Read through the records below and copy each line that uses the word "Lorsque".
○ ○ ○ ○ ○ ○ ○
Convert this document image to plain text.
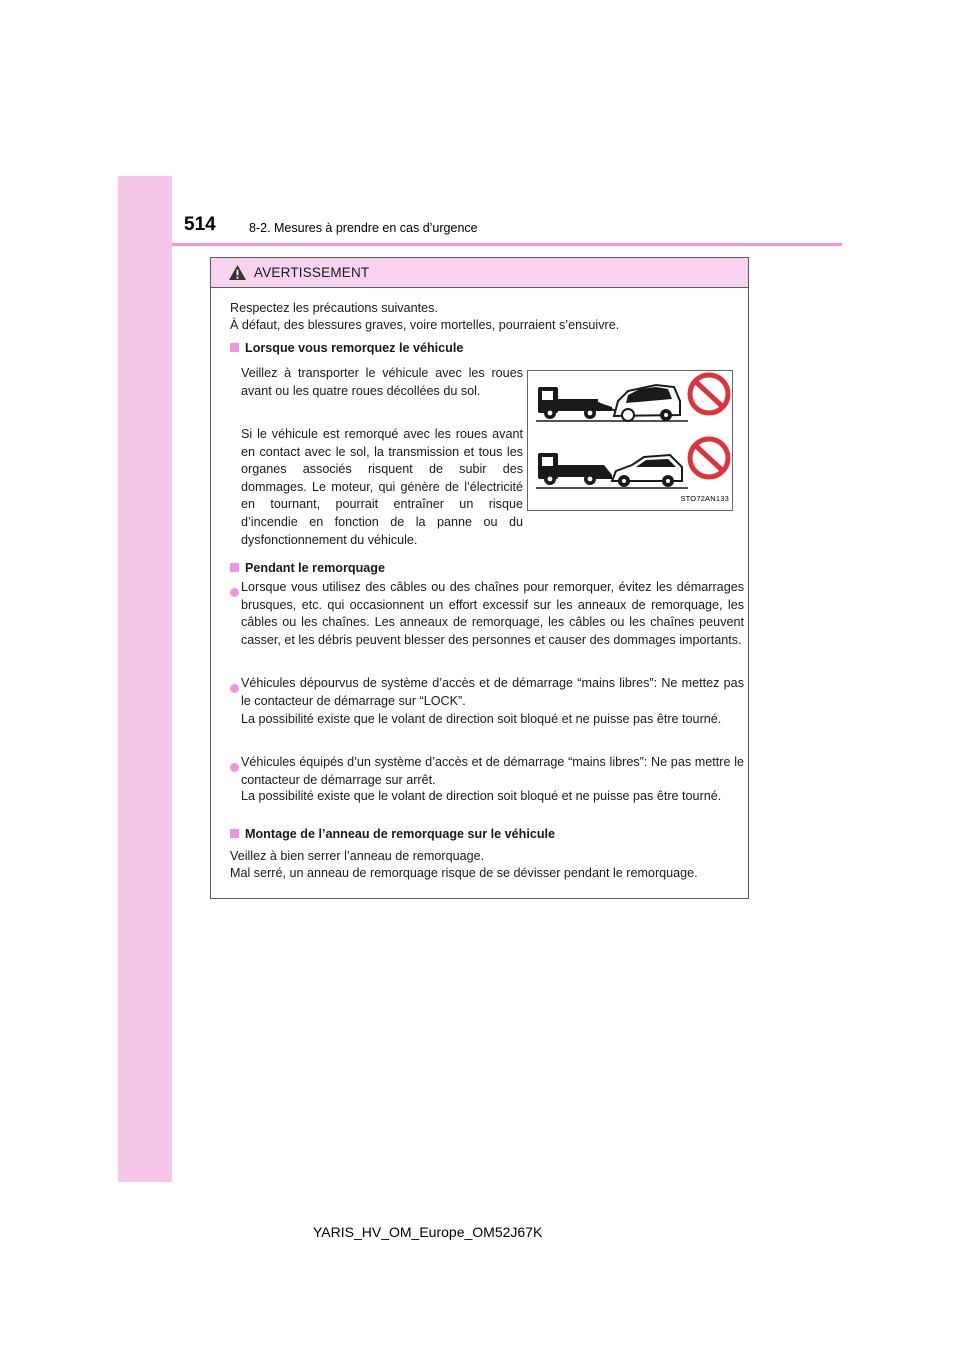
514	8-2. Mesures à prendre en cas d’urgence
AVERTISSEMENT
Respectez les précautions suivantes.
À défaut, des blessures graves, voire mortelles, pourraient s’ensuivre.
Lorsque vous remorquez le véhicule
Veillez à transporter le véhicule avec les roues avant ou les quatre roues décollées du sol.
Si le véhicule est remorqué avec les roues avant en contact avec le sol, la transmission et tous les organes associés risquent de subir des dommages. Le moteur, qui génère de l’électricité en tournant, pourrait entraîner un risque d’incendie en fonction de la panne ou du dysfonctionnement du véhicule.
STO72AN133
Pendant le remorquage
Lorsque vous utilisez des câbles ou des chaînes pour remorquer, évitez les démarrages brusques, etc. qui occasionnent un effort excessif sur les anneaux de remorquage, les câbles ou les chaînes. Les anneaux de remorquage, les câbles ou les chaînes peuvent casser, et les débris peuvent blesser des personnes et causer des dommages importants.
Véhicules dépourvus de système d’accès et de démarrage “mains libres”: Ne mettez pas le contacteur de démarrage sur “LOCK”.
La possibilité existe que le volant de direction soit bloqué et ne puisse pas être tourné.
Véhicules équipés d’un système d’accès et de démarrage “mains libres”: Ne pas mettre le contacteur de démarrage sur arrêt.
La possibilité existe que le volant de direction soit bloqué et ne puisse pas être tourné.
Montage de l’anneau de remorquage sur le véhicule
Veillez à bien serrer l’anneau de remorquage.
Mal serré, un anneau de remorquage risque de se dévisser pendant le remorquage.
YARIS_HV_OM_Europe_OM52J67K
○ ○ ○ ○ ○ ○ ○
[CORRECT RESPONSE]
Lorsque vous remorquez le véhicule
Lorsque vous utilisez des câbles ou des chaînes pour remorquer, évitez les démarrages brusques, etc. qui occasionnent un effort excessif sur les anneaux de remorquage, les câbles ou les chaînes. Les anneaux de remorquage, les câbles ou les chaînes peuvent casser, et les débris peuvent blesser des personnes et causer des dommages importants.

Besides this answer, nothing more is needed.